§ **GOAL OF THE EXERCISE**
Reply with one number: how many lines contain the word "time".

§ **SUPPLIED INFORMATION**
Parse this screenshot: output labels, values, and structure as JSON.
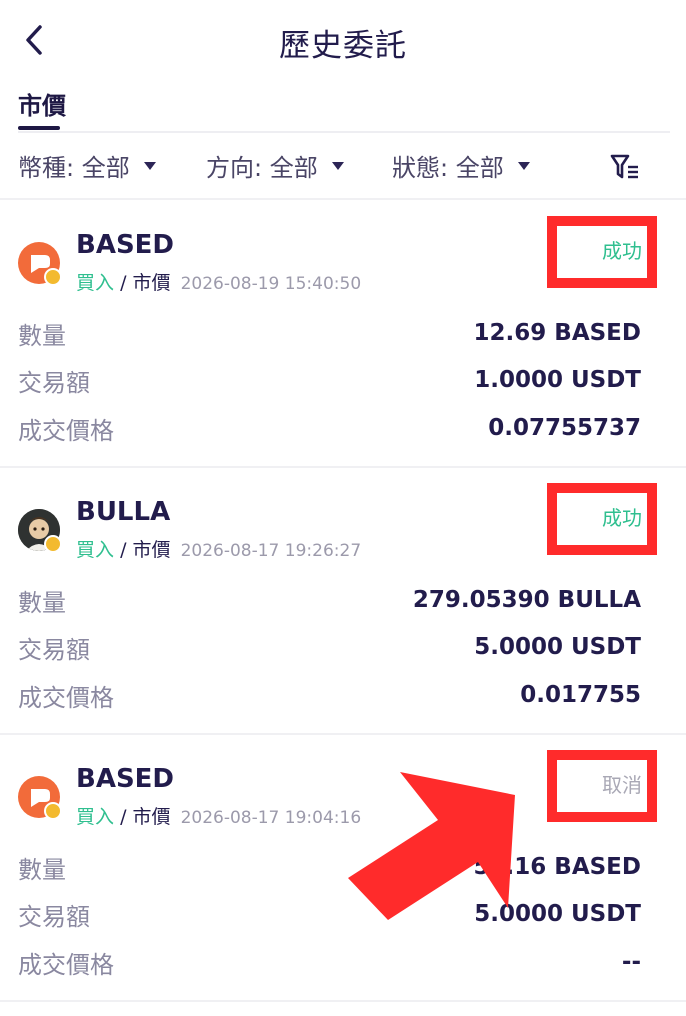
{
  "header": {
    "title": "歷史委託"
  },
  "tabs": [
    {
      "label": "市價"
    }
  ],
  "filters": [
    {
      "label": "幣種: 全部"
    },
    {
      "label": "方向: 全部"
    },
    {
      "label": "狀態: 全部"
    }
  ],
  "orders": [
    {
      "coin": "BASED",
      "side": "買入",
      "sep": "/",
      "order_type": "市價",
      "time": "2026-08-19 15:40:50",
      "status": "成功",
      "rows": [
        {
          "label": "數量",
          "value": "12.69 BASED"
        },
        {
          "label": "交易額",
          "value": "1.0000 USDT"
        },
        {
          "label": "成交價格",
          "value": "0.07755737"
        }
      ]
    },
    {
      "coin": "BULLA",
      "side": "買入",
      "sep": "/",
      "order_type": "市價",
      "time": "2026-08-17 19:26:27",
      "status": "成功",
      "rows": [
        {
          "label": "數量",
          "value": "279.05390 BULLA"
        },
        {
          "label": "交易額",
          "value": "5.0000 USDT"
        },
        {
          "label": "成交價格",
          "value": "0.017755"
        }
      ]
    },
    {
      "coin": "BASED",
      "side": "買入",
      "sep": "/",
      "order_type": "市價",
      "time": "2026-08-17 19:04:16",
      "status": "取消",
      "rows": [
        {
          "label": "數量",
          "value": "52.16 BASED"
        },
        {
          "label": "交易額",
          "value": "5.0000 USDT"
        },
        {
          "label": "成交價格",
          "value": "--"
        }
      ]
    }
  ],
  "colors": {
    "success": "#2fbf8f",
    "cancel": "#a9a8b5",
    "highlight": "#ff2b2b",
    "text_primary": "#221c4c"
  },
  "icons": [
    "back-arrow-icon",
    "caret-down-icon",
    "filter-icon",
    "based-coin-icon",
    "bulla-coin-icon",
    "chain-badge-icon",
    "pointer-arrow-icon"
  ]
}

§ **RESPONSE BELOW**
3